Output the material word for word. Leave each picture out.

Records provided:
• • • • • • •

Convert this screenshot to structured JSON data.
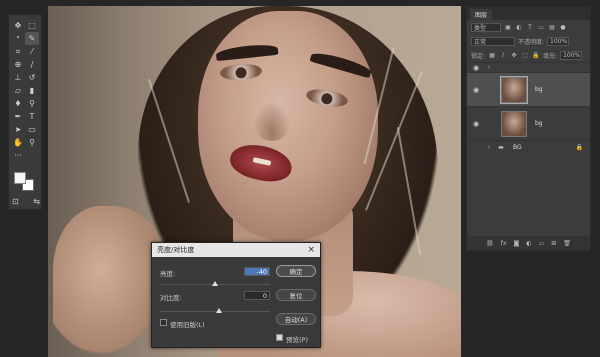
{
  "toolbar": {
    "tools": [
      {
        "name": "move-tool",
        "glyph": "✥"
      },
      {
        "name": "artboard-tool",
        "glyph": "⬚"
      },
      {
        "name": "lasso-tool",
        "glyph": "ᐤ"
      },
      {
        "name": "quick-select-tool",
        "glyph": "✎"
      },
      {
        "name": "crop-tool",
        "glyph": "⌗"
      },
      {
        "name": "eyedropper-tool",
        "glyph": "⁄"
      },
      {
        "name": "healing-tool",
        "glyph": "⊕"
      },
      {
        "name": "brush-tool",
        "glyph": "∕"
      },
      {
        "name": "stamp-tool",
        "glyph": "⊥"
      },
      {
        "name": "history-brush-tool",
        "glyph": "↺"
      },
      {
        "name": "eraser-tool",
        "glyph": "▱"
      },
      {
        "name": "gradient-tool",
        "glyph": "▮"
      },
      {
        "name": "blur-tool",
        "glyph": "♦"
      },
      {
        "name": "dodge-tool",
        "glyph": "⚲"
      },
      {
        "name": "pen-tool",
        "glyph": "✒"
      },
      {
        "name": "type-tool",
        "glyph": "T"
      },
      {
        "name": "path-select-tool",
        "glyph": "➤"
      },
      {
        "name": "shape-tool",
        "glyph": "▭"
      },
      {
        "name": "hand-tool",
        "glyph": "✋"
      },
      {
        "name": "zoom-tool",
        "glyph": "⚲"
      },
      {
        "name": "more-tools",
        "glyph": "···"
      }
    ],
    "bottom_left": "⊡",
    "bottom_right": "⇆"
  },
  "layers_panel": {
    "tab": "图层",
    "filter_label": "类型",
    "blend_mode": "正常",
    "opacity_label": "不透明度:",
    "opacity_value": "100%",
    "lock_label": "锁定:",
    "fill_label": "填充:",
    "fill_value": "100%",
    "layers": [
      {
        "name": "bg",
        "active": true
      },
      {
        "name": "bg",
        "active": false
      }
    ],
    "group_name": "BG",
    "footer_icons": [
      "⛓",
      "fx",
      "◙",
      "◐",
      "▭",
      "⊞",
      "🗑"
    ]
  },
  "dialog": {
    "title": "亮度/对比度",
    "close": "×",
    "brightness_label": "亮度:",
    "brightness_value": "-40",
    "contrast_label": "对比度:",
    "contrast_value": "0",
    "legacy_label": "使用旧版(L)",
    "preview_label": "预览(P)",
    "ok": "确定",
    "reset": "复位",
    "auto": "自动(A)"
  }
}
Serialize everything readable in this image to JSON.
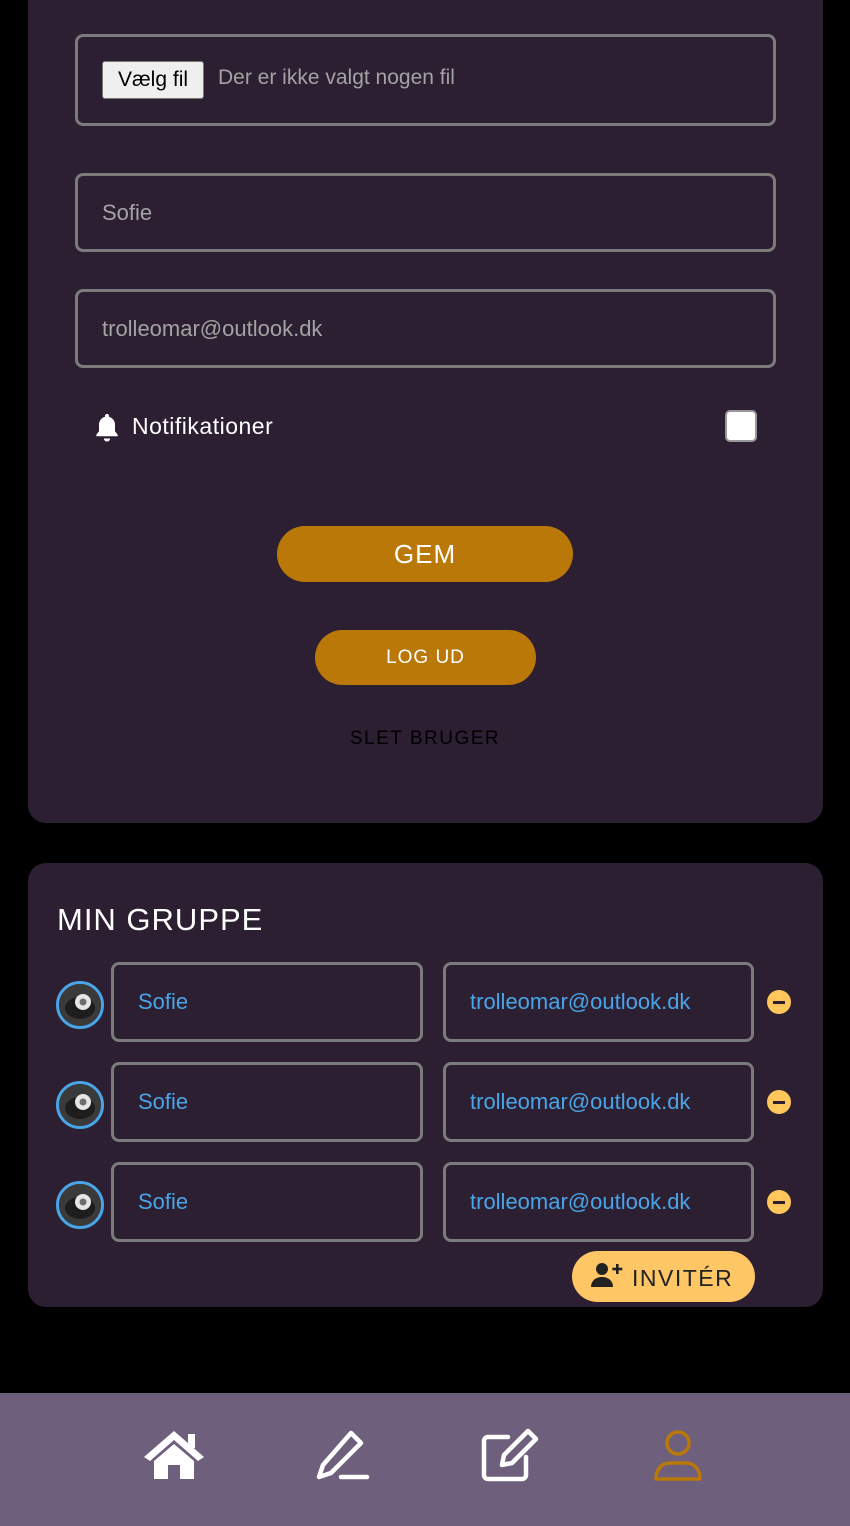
{
  "profile": {
    "file_button": "Vælg fil",
    "file_status": "Der er ikke valgt nogen fil",
    "name_value": "Sofie",
    "email_value": "trolleomar@outlook.dk",
    "notifications_label": "Notifikationer",
    "notifications_checked": false,
    "save_label": "GEM",
    "logout_label": "LOG UD",
    "delete_label": "SLET BRUGER"
  },
  "group": {
    "title": "MIN GRUPPE",
    "members": [
      {
        "name": "Sofie",
        "email": "trolleomar@outlook.dk"
      },
      {
        "name": "Sofie",
        "email": "trolleomar@outlook.dk"
      },
      {
        "name": "Sofie",
        "email": "trolleomar@outlook.dk"
      }
    ],
    "invite_label": "INVITÉR"
  },
  "nav": {
    "items": [
      {
        "icon": "home-icon",
        "active": false
      },
      {
        "icon": "pen-icon",
        "active": false
      },
      {
        "icon": "edit-square-icon",
        "active": false
      },
      {
        "icon": "user-icon",
        "active": true
      }
    ]
  },
  "colors": {
    "accent": "#ba7809",
    "invite": "#ffc665",
    "card_bg": "#2c1f31",
    "nav_bg": "#6e5f7d",
    "member_text": "#4aa4e8"
  }
}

• • • • • • •

Task solution:
Convert this screenshot to structured JSON data.
{
  "toolbar": {
    "tools": [
      {
        "name": "move-tool",
        "glyph": "✥"
      },
      {
        "name": "artboard-tool",
        "glyph": "⬚"
      },
      {
        "name": "lasso-tool",
        "glyph": "ᐤ"
      },
      {
        "name": "quick-select-tool",
        "glyph": "✎"
      },
      {
        "name": "crop-tool",
        "glyph": "⌗"
      },
      {
        "name": "eyedropper-tool",
        "glyph": "⁄"
      },
      {
        "name": "healing-tool",
        "glyph": "⊕"
      },
      {
        "name": "brush-tool",
        "glyph": "∕"
      },
      {
        "name": "stamp-tool",
        "glyph": "⊥"
      },
      {
        "name": "history-brush-tool",
        "glyph": "↺"
      },
      {
        "name": "eraser-tool",
        "glyph": "▱"
      },
      {
        "name": "gradient-tool",
        "glyph": "▮"
      },
      {
        "name": "blur-tool",
        "glyph": "♦"
      },
      {
        "name": "dodge-tool",
        "glyph": "⚲"
      },
      {
        "name": "pen-tool",
        "glyph": "✒"
      },
      {
        "name": "type-tool",
        "glyph": "T"
      },
      {
        "name": "path-select-tool",
        "glyph": "➤"
      },
      {
        "name": "shape-tool",
        "glyph": "▭"
      },
      {
        "name": "hand-tool",
        "glyph": "✋"
      },
      {
        "name": "zoom-tool",
        "glyph": "⚲"
      },
      {
        "name": "more-tools",
        "glyph": "···"
      }
    ],
    "bottom_left": "⊡",
    "bottom_right": "⇆"
  },
  "layers_panel": {
    "tab": "图层",
    "filter_label": "类型",
    "blend_mode": "正常",
    "opacity_label": "不透明度:",
    "opacity_value": "100%",
    "lock_label": "锁定:",
    "fill_label": "填充:",
    "fill_value": "100%",
    "layers": [
      {
        "name": "bg",
        "active": true
      },
      {
        "name": "bg",
        "active": false
      }
    ],
    "group_name": "BG",
    "footer_icons": [
      "⛓",
      "fx",
      "◙",
      "◐",
      "▭",
      "⊞",
      "🗑"
    ]
  },
  "dialog": {
    "title": "亮度/对比度",
    "close": "×",
    "brightness_label": "亮度:",
    "brightness_value": "-40",
    "contrast_label": "对比度:",
    "contrast_value": "0",
    "legacy_label": "使用旧版(L)",
    "preview_label": "预览(P)",
    "ok": "确定",
    "reset": "复位",
    "auto": "自动(A)"
  }
}
Serialize everything readable in this image to JSON.
{
  "profile": {
    "file_button": "Vælg fil",
    "file_status": "Der er ikke valgt nogen fil",
    "name_value": "Sofie",
    "email_value": "trolleomar@outlook.dk",
    "notifications_label": "Notifikationer",
    "notifications_checked": false,
    "save_label": "GEM",
    "logout_label": "LOG UD",
    "delete_label": "SLET BRUGER"
  },
  "group": {
    "title": "MIN GRUPPE",
    "members": [
      {
        "name": "Sofie",
        "email": "trolleomar@outlook.dk"
      },
      {
        "name": "Sofie",
        "email": "trolleomar@outlook.dk"
      },
      {
        "name": "Sofie",
        "email": "trolleomar@outlook.dk"
      }
    ],
    "invite_label": "INVITÉR"
  },
  "nav": {
    "items": [
      {
        "icon": "home-icon",
        "active": false
      },
      {
        "icon": "pen-icon",
        "active": false
      },
      {
        "icon": "edit-square-icon",
        "active": false
      },
      {
        "icon": "user-icon",
        "active": true
      }
    ]
  },
  "colors": {
    "accent": "#ba7809",
    "invite": "#ffc665",
    "card_bg": "#2c1f31",
    "nav_bg": "#6e5f7d",
    "member_text": "#4aa4e8"
  }
}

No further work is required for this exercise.